• **TASK STATEMENT**:
Locate each line below that includes "girobolsas" and reproduce it.

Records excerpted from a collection
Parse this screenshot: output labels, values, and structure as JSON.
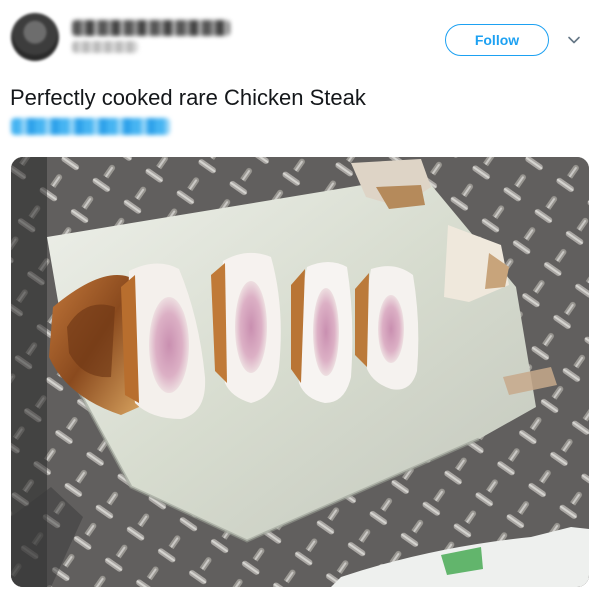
{
  "tweet": {
    "follow_label": "Follow",
    "text": "Perfectly cooked rare Chicken Steak"
  },
  "colors": {
    "accent": "#1da1f2",
    "text": "#14171a"
  },
  "icons": {
    "caret": "chevron-down-icon"
  }
}
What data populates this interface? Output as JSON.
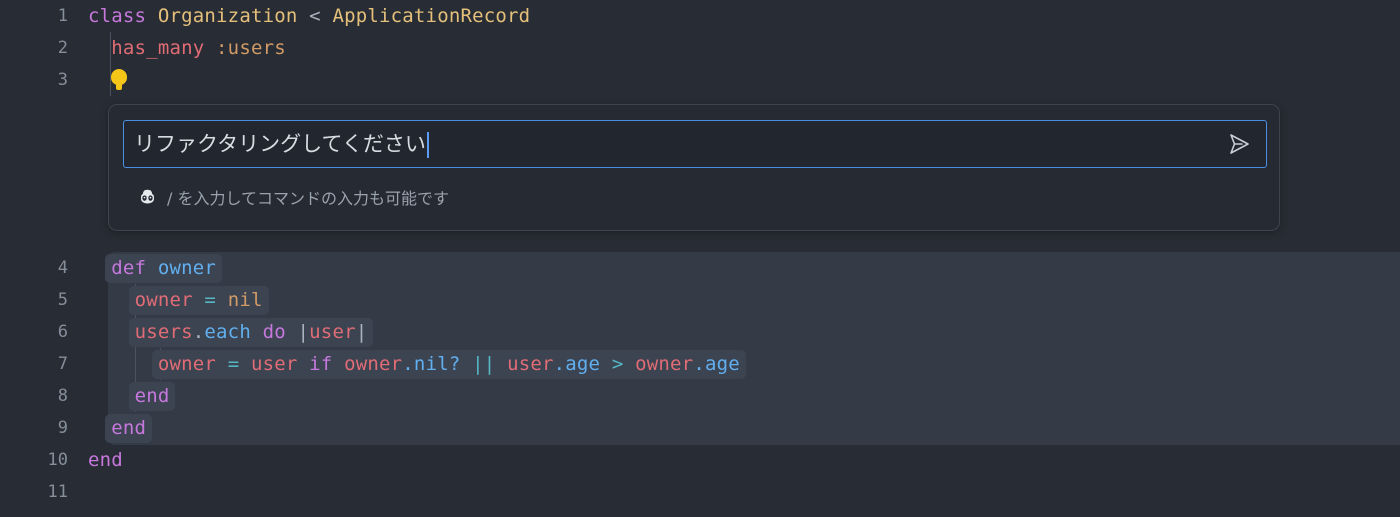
{
  "editor": {
    "theme_background": "#282c34",
    "gutter_line_number_color": "#868e9b",
    "suggestion_block_background": "#343a46"
  },
  "lines": [
    {
      "number": "1",
      "indent": 0,
      "kind": "code"
    },
    {
      "number": "2",
      "indent": 1,
      "kind": "code"
    },
    {
      "number": "3",
      "indent": 1,
      "kind": "lightbulb"
    },
    {
      "number": "4",
      "indent": 1,
      "kind": "code"
    },
    {
      "number": "5",
      "indent": 2,
      "kind": "code"
    },
    {
      "number": "6",
      "indent": 2,
      "kind": "code"
    },
    {
      "number": "7",
      "indent": 3,
      "kind": "code"
    },
    {
      "number": "8",
      "indent": 2,
      "kind": "code"
    },
    {
      "number": "9",
      "indent": 1,
      "kind": "code"
    },
    {
      "number": "10",
      "indent": 0,
      "kind": "code"
    },
    {
      "number": "11",
      "indent": 0,
      "kind": "empty"
    }
  ],
  "code": {
    "line1": {
      "kw_class": "class",
      "const_name": "Organization",
      "op_lt": "<",
      "const_parent": "ApplicationRecord"
    },
    "line2": {
      "method": "has_many",
      "symbol": ":users"
    },
    "line4": {
      "kw_def": "def",
      "fn_name": "owner"
    },
    "line5": {
      "var": "owner",
      "op_assign": "=",
      "nil": "nil"
    },
    "line6": {
      "receiver": "users",
      "dot": ".",
      "method": "each",
      "kw_do": "do",
      "pipe_open": "|",
      "block_var": "user",
      "pipe_close": "|"
    },
    "line7": {
      "var": "owner",
      "op_assign": "=",
      "value": "user",
      "kw_if": "if",
      "cond_recv": "owner",
      "cond_method": ".nil?",
      "op_or": "||",
      "left_recv": "user",
      "left_prop": ".age",
      "op_gt": ">",
      "right_recv": "owner",
      "right_prop": ".age"
    },
    "line8": {
      "end": "end"
    },
    "line9": {
      "end": "end"
    },
    "line10": {
      "end": "end"
    }
  },
  "chat": {
    "input_value": "リファクタリングしてください",
    "input_placeholder": "",
    "hint_text": "/ を入力してコマンドの入力も可能です",
    "copilot_icon_name": "copilot-icon",
    "send_icon_name": "send-icon",
    "focus_border_color": "#4a90e2",
    "panel_background": "#252a33"
  }
}
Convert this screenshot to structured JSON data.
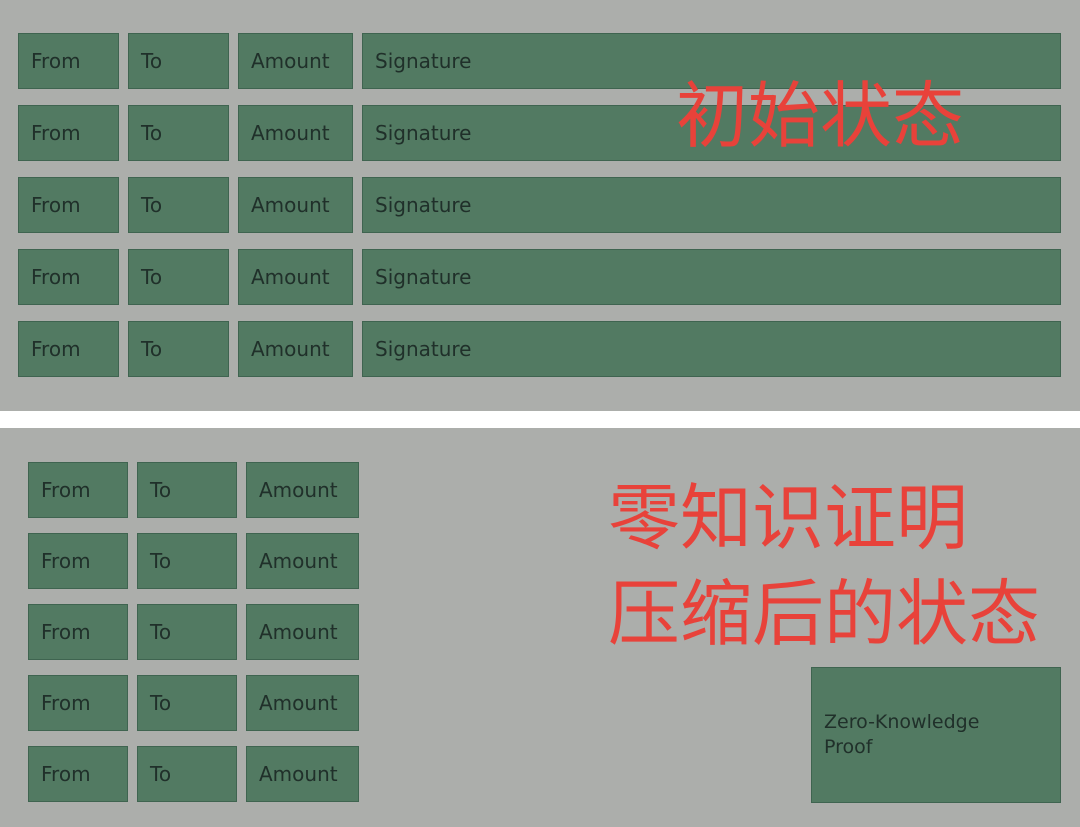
{
  "initial_state": {
    "caption": "初始状态",
    "rows": [
      {
        "from": "From",
        "to": "To",
        "amount": "Amount",
        "signature": "Signature"
      },
      {
        "from": "From",
        "to": "To",
        "amount": "Amount",
        "signature": "Signature"
      },
      {
        "from": "From",
        "to": "To",
        "amount": "Amount",
        "signature": "Signature"
      },
      {
        "from": "From",
        "to": "To",
        "amount": "Amount",
        "signature": "Signature"
      },
      {
        "from": "From",
        "to": "To",
        "amount": "Amount",
        "signature": "Signature"
      }
    ]
  },
  "compressed_state": {
    "caption_line1": "零知识证明",
    "caption_line2": "压缩后的状态",
    "rows": [
      {
        "from": "From",
        "to": "To",
        "amount": "Amount"
      },
      {
        "from": "From",
        "to": "To",
        "amount": "Amount"
      },
      {
        "from": "From",
        "to": "To",
        "amount": "Amount"
      },
      {
        "from": "From",
        "to": "To",
        "amount": "Amount"
      },
      {
        "from": "From",
        "to": "To",
        "amount": "Amount"
      }
    ],
    "proof_label_line1": "Zero-Knowledge",
    "proof_label_line2": "Proof"
  },
  "colors": {
    "panel_background": "#acaeab",
    "box_fill": "#527a62",
    "caption_text": "#e8423a",
    "divider": "#ffffff"
  }
}
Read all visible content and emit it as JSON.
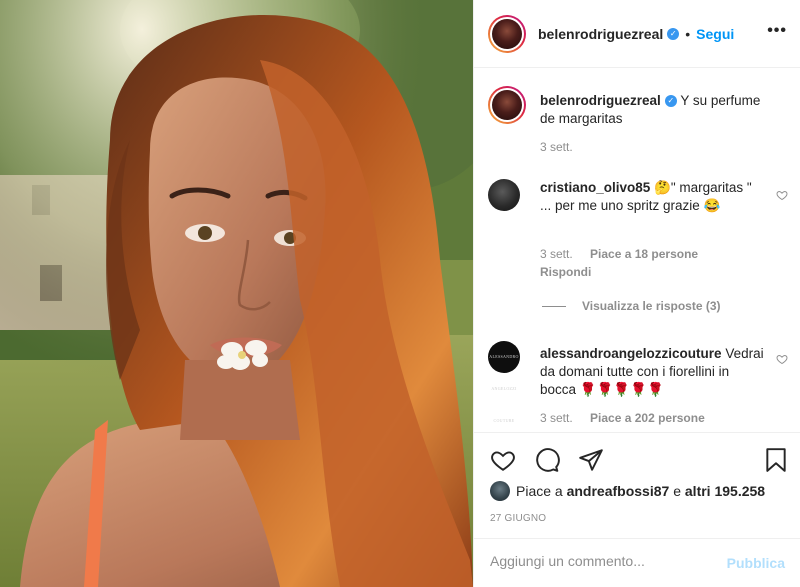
{
  "post": {
    "author": {
      "username": "belenrodriguezreal",
      "verified_mark": "✓",
      "separator": "•",
      "follow_label": "Segui",
      "more_label": "•••"
    },
    "caption": {
      "username": "belenrodriguezreal",
      "text": "Y su perfume de margaritas",
      "time": "3 sett."
    },
    "comments": [
      {
        "username": "cristiano_olivo85",
        "text": "🤔\" margaritas \" ... per me uno spritz grazie 😂",
        "time": "3 sett.",
        "likes": "Piace a 18 persone",
        "reply_label": "Rispondi",
        "view_replies": "Visualizza le risposte (3)"
      },
      {
        "username": "alessandroangelozzicouture",
        "avatar_text": "ALESSANDRO ANGELOZZI COUTURE",
        "text": "Vedrai da domani tutte con i fiorellini in bocca 🌹🌹🌹🌹🌹",
        "time": "3 sett.",
        "likes": "Piace a 202 persone"
      }
    ],
    "likes_summary": {
      "prefix": "Piace a",
      "user": "andreafbossi87",
      "connector": "e",
      "others": "altri 195.258"
    },
    "date": "27 GIUGNO",
    "add_comment": {
      "placeholder": "Aggiungi un commento...",
      "publish_label": "Pubblica"
    }
  },
  "colors": {
    "accent_blue": "#0095f6",
    "publish_disabled": "#b2dffc",
    "muted_text": "#8e8e8e",
    "border": "#efefef"
  },
  "icons": [
    "heart-icon",
    "comment-icon",
    "share-icon",
    "bookmark-icon",
    "verified-icon",
    "more-options-icon"
  ]
}
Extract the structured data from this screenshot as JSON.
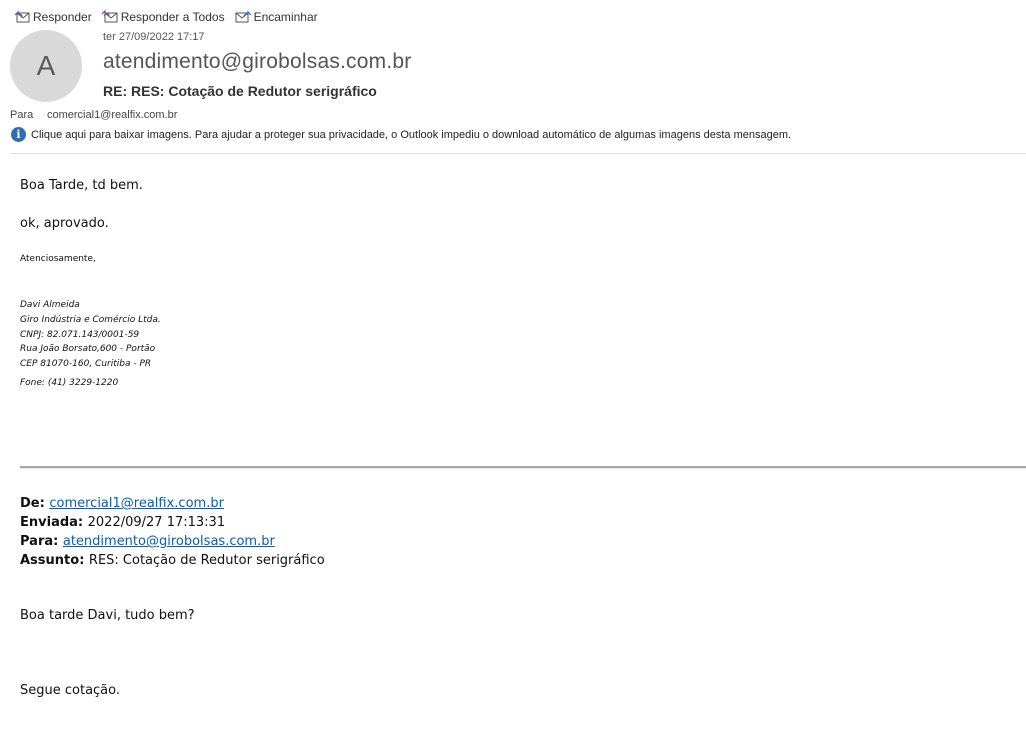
{
  "toolbar": {
    "reply": "Responder",
    "reply_all": "Responder a Todos",
    "forward": "Encaminhar"
  },
  "header": {
    "avatar_initial": "A",
    "date": "ter 27/09/2022 17:17",
    "sender": "atendimento@girobolsas.com.br",
    "subject": "RE: RES: Cotação de Redutor serigráfico",
    "to_label": "Para",
    "to_value": "comercial1@realfix.com.br",
    "info_text": "Clique aqui para baixar imagens. Para ajudar a proteger sua privacidade, o Outlook impediu o download automático de algumas imagens desta mensagem."
  },
  "body": {
    "greeting": "Boa Tarde, td bem.",
    "message": "ok, aprovado.",
    "closing": "Atenciosamente,",
    "signature": {
      "name": "Davi Almeida",
      "company": "Giro Indústria e Comércio Ltda.",
      "cnpj": "CNPJ: 82.071.143/0001-59",
      "address": "Rua João Borsato,600 - Portão",
      "cep": "CEP 81070-160, Curitiba - PR",
      "phone": "Fone:  (41) 3229-1220"
    }
  },
  "quoted": {
    "from_label": "De:",
    "from_value": "comercial1@realfix.com.br",
    "sent_label": "Enviada:",
    "sent_value": "2022/09/27 17:13:31",
    "to_label": "Para:",
    "to_value": "atendimento@girobolsas.com.br",
    "subject_label": "Assunto:",
    "subject_value": "RES: Cotação de Redutor serigráfico",
    "greeting": "Boa tarde Davi, tudo bem?",
    "line2": "Segue cotação."
  },
  "colors": {
    "link": "#0b5cad",
    "info_icon": "#2f6db5",
    "avatar_bg": "#d9d9d9"
  },
  "icons": {
    "reply": "reply-envelope-icon",
    "reply_all": "reply-all-envelope-icon",
    "forward": "forward-envelope-icon",
    "info": "info-icon"
  }
}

• **FINISHED EXERCISE**:
    "sender": "atendimento@girobolsas.com.br",
    "to_value": "atendimento@girobolsas.com.br",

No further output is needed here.